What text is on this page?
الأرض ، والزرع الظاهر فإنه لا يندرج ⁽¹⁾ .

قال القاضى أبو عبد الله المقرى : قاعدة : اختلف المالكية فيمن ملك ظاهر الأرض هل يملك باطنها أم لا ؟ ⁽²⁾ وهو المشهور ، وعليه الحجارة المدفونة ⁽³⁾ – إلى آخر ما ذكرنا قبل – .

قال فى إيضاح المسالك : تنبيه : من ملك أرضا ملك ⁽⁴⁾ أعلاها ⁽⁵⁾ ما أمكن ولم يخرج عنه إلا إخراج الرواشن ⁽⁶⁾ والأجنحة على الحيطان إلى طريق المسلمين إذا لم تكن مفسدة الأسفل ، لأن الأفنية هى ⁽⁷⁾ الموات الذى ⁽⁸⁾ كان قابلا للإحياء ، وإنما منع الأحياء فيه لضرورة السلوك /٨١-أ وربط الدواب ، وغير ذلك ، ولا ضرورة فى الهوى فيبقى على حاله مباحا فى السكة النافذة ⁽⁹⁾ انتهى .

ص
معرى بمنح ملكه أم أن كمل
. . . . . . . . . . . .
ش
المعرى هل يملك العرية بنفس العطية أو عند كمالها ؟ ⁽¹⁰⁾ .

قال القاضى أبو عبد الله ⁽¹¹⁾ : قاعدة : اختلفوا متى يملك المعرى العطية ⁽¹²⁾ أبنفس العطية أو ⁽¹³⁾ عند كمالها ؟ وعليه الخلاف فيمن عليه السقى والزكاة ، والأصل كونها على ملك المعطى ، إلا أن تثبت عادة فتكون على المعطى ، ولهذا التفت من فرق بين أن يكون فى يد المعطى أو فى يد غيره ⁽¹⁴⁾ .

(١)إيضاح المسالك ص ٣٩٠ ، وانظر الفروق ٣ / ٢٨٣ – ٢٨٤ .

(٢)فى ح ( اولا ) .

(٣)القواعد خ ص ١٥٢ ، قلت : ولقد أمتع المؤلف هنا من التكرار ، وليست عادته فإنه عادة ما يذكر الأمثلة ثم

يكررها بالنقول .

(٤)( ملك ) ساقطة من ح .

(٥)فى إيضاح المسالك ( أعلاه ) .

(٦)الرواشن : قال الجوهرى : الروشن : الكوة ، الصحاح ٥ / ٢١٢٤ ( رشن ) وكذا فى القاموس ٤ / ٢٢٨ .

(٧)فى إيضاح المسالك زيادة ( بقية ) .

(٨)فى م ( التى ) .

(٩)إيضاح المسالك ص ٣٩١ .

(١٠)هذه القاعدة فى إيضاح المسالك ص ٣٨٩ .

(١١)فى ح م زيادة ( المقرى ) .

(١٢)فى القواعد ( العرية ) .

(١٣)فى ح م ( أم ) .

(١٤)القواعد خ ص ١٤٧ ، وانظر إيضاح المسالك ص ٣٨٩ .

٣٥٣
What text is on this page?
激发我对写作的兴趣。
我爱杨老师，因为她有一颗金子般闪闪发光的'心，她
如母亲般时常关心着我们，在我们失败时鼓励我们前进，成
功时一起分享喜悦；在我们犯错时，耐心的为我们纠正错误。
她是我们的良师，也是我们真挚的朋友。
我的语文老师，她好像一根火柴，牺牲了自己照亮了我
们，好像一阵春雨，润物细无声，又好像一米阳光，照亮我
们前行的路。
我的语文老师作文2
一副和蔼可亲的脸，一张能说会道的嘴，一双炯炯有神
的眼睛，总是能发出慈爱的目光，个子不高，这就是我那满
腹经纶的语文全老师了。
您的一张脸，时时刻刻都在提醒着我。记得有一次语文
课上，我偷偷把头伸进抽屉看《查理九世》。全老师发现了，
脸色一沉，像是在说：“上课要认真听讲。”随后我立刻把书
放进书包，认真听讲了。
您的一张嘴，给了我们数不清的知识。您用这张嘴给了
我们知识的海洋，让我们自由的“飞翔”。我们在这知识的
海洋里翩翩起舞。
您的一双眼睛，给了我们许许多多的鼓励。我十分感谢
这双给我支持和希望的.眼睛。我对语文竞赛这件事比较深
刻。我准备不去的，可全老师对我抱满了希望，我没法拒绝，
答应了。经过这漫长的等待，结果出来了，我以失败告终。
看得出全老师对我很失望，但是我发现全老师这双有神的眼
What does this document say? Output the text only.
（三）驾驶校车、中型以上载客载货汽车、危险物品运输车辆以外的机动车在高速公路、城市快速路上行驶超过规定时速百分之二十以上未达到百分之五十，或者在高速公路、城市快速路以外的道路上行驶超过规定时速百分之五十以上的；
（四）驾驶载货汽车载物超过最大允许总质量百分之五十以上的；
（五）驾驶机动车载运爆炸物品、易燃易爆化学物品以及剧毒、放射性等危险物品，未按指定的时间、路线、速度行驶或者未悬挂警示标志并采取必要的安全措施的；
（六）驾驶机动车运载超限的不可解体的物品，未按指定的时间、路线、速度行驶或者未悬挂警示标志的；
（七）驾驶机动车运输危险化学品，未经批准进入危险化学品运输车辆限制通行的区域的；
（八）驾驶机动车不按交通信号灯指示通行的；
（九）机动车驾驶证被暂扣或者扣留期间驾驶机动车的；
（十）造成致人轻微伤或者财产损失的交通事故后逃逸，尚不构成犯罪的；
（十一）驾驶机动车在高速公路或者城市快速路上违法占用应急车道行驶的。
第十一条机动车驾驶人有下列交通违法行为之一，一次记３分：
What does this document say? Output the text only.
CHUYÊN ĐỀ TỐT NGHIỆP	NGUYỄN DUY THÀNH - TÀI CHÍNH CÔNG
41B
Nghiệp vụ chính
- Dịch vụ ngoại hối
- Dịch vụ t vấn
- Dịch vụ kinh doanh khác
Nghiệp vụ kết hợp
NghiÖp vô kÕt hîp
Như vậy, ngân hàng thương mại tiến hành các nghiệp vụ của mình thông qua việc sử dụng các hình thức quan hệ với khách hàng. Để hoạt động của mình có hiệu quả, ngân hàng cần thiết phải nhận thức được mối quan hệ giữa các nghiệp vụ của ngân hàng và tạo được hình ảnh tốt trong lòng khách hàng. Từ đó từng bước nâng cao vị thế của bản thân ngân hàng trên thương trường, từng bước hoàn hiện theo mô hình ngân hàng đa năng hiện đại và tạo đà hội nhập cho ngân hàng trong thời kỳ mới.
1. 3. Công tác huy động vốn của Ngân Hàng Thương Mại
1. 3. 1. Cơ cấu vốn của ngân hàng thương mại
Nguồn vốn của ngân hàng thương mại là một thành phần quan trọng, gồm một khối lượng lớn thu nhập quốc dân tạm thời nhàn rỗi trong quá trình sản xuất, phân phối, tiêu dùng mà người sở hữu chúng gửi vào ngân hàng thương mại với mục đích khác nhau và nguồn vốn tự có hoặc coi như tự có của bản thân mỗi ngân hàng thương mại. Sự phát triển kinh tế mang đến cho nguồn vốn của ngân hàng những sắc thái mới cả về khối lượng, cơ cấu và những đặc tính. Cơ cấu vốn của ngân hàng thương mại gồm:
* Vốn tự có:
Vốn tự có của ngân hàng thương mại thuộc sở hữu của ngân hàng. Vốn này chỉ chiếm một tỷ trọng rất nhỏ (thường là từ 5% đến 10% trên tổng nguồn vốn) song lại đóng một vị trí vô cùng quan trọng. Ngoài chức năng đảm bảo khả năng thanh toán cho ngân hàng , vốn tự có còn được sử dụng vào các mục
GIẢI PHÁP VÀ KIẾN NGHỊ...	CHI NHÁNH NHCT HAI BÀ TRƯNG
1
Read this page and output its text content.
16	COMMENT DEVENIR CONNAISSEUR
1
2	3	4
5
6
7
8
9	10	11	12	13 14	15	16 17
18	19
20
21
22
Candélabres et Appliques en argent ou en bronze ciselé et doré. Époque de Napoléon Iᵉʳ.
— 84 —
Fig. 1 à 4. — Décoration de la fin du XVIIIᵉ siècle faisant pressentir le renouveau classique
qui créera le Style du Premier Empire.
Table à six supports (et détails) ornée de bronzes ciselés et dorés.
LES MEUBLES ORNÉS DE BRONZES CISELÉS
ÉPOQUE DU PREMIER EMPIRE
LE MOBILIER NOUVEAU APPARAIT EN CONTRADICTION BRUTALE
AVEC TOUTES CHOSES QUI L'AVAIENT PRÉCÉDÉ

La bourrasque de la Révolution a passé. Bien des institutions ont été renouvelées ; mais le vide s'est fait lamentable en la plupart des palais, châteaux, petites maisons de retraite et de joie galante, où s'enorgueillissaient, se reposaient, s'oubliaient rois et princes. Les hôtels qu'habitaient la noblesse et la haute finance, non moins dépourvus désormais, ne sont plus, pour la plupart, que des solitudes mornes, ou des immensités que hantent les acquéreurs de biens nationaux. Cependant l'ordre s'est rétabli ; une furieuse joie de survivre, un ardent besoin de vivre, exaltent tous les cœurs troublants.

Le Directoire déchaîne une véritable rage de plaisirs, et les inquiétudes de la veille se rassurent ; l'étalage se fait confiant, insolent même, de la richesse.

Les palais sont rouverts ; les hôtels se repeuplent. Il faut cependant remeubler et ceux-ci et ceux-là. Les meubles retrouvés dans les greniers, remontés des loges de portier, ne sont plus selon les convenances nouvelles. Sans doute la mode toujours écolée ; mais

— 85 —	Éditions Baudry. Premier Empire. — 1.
^^^^^^^^^^^^^^^^
§ DO THIS
For the entries above, count the lines that contain the string "trọng", and state that number without further comment.

§ RESULT OF THE EXERCISE
2